→ TEXT PROVIDED:
──────────
Preparation of phenyl-functionalized magnetic mesoporous silica microspheres for the fast separation and selective enrichment of phenyl-containing peptides.

Peptide enrichment before mass spectrometry analysis is essential for large-scale peptidomic studies, but challenges still remain. Herein, magnetic mesoporous silica microspheres with phenyl group modified interior pore walls were prepared by a facile sol-gel coating strategy, and were successfully applied for selective enrichment of phenyl-containing peptides in complex biological samples. The newly prepared nanomaterials possessed abundant silanol groups in the exterior surface and numerous phenyl groups in the interior pore walls, as well as a large surface area (592.6 m2 /g), large pore volume (0.33 cm3 /g), uniform mesopores (3.8 nm), strong magnetic response (29.3 emu/g), and good dispersibility in aqueous solution. As a result of the unique structural properties and size-exclusion effect, the core-shell phenyl-functionalized magnetic mesoporous silica microspheres exhibited excellent performance in fast separation and selective enrichment of phenyl-containing peptides, and the adsorption capacity for bradykinin reached 22.55 mg/g. In addition, selective enrichment of phenyl-containing peptides from complex samples that are consist of peptides, large proteins, and human serum were achieved by using the as-prepared microspheres, followed by high-performance liquid chromatography with ultraviolet detection and electrospray ionization quadrupole time-of-flight mass spectrometry analysis. These results demonstrated the as-prepared microspheres would be a potential candidate for endogenous phenyl-containing peptides enrichment and biomarkers discovery in peptidome analysis.
──────────
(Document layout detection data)

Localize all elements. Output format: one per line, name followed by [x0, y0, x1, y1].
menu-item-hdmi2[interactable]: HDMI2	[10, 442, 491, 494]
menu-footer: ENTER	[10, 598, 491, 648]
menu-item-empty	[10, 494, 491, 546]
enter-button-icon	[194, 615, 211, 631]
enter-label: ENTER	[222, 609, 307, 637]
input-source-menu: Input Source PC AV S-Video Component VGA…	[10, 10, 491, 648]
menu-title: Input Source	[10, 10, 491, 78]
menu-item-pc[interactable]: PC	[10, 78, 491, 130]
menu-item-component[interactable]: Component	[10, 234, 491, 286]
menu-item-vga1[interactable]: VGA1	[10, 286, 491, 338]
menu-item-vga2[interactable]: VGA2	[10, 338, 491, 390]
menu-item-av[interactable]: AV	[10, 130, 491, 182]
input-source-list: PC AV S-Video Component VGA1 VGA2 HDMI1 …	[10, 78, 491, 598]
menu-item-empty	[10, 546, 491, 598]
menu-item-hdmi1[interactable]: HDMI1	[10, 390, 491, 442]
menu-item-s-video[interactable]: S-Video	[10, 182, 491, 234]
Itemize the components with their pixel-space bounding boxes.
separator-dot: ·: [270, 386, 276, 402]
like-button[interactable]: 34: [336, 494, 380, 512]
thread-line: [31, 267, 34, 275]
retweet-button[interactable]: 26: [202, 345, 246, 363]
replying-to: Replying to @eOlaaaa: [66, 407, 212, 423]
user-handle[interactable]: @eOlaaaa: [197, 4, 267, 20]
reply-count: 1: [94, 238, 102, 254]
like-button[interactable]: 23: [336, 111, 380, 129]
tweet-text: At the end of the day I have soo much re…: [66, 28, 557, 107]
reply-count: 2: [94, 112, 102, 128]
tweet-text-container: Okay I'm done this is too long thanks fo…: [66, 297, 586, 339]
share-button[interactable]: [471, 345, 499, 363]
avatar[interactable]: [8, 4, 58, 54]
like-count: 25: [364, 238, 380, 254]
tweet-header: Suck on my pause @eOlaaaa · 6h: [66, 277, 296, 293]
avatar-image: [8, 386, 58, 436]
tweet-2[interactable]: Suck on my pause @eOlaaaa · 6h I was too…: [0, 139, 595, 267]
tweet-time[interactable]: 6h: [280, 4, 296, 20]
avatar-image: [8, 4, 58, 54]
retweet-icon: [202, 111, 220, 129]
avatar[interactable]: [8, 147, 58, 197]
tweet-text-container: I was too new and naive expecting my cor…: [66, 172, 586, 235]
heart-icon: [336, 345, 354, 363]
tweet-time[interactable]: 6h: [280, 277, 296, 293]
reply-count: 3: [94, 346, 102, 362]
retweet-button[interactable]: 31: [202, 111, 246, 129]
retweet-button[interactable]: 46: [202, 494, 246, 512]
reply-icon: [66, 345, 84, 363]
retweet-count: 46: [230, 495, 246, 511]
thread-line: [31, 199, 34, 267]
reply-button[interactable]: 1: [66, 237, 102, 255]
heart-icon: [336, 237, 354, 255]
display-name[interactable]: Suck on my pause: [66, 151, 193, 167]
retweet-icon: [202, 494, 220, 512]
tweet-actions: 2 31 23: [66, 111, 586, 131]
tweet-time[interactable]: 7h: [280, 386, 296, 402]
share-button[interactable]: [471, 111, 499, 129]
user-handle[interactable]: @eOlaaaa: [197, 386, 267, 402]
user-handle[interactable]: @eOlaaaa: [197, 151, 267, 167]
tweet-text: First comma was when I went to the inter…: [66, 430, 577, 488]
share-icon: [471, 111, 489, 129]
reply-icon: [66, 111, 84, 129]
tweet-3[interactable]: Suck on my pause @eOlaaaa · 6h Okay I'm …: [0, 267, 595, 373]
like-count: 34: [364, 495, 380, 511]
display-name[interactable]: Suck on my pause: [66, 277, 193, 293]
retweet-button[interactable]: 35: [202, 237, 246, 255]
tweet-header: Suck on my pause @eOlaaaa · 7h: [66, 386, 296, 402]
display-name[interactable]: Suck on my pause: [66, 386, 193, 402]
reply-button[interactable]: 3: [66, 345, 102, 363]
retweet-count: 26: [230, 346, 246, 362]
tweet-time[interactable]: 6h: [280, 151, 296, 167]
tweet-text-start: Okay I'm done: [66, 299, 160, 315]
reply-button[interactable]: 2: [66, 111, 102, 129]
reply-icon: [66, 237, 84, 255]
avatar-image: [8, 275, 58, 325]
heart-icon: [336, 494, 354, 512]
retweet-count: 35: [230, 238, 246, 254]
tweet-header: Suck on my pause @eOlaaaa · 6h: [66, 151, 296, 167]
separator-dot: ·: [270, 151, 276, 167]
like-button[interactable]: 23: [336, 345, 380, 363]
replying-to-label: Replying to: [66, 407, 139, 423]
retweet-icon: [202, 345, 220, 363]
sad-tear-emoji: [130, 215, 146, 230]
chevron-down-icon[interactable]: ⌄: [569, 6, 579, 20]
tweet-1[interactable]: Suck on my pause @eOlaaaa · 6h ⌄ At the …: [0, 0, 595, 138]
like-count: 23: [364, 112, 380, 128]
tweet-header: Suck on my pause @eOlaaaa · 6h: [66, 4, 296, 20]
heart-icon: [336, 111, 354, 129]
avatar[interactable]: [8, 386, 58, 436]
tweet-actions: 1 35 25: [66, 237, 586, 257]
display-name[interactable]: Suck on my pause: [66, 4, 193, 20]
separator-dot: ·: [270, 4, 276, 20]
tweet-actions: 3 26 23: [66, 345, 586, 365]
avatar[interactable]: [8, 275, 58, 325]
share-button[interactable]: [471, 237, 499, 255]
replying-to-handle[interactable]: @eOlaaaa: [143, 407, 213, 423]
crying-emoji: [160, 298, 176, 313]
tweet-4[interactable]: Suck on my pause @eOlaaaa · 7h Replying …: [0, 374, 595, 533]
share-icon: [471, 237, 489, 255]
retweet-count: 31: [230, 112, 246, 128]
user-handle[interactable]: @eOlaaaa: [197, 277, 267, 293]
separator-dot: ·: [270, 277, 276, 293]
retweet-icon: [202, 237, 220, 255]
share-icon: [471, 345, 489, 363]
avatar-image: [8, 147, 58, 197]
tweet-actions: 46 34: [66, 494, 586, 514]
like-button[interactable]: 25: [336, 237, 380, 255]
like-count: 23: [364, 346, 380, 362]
──────────
Write out the passage of the abstract on magnetic mesoporous silica microspheres between "Preparation of phenyl-functionalized" and "of phenyl-containing peptides.", inclusive.

Preparation of phenyl-functionalized magnetic mesoporous silica microspheres for the fast separation and selective enrichment of phenyl-containing peptides.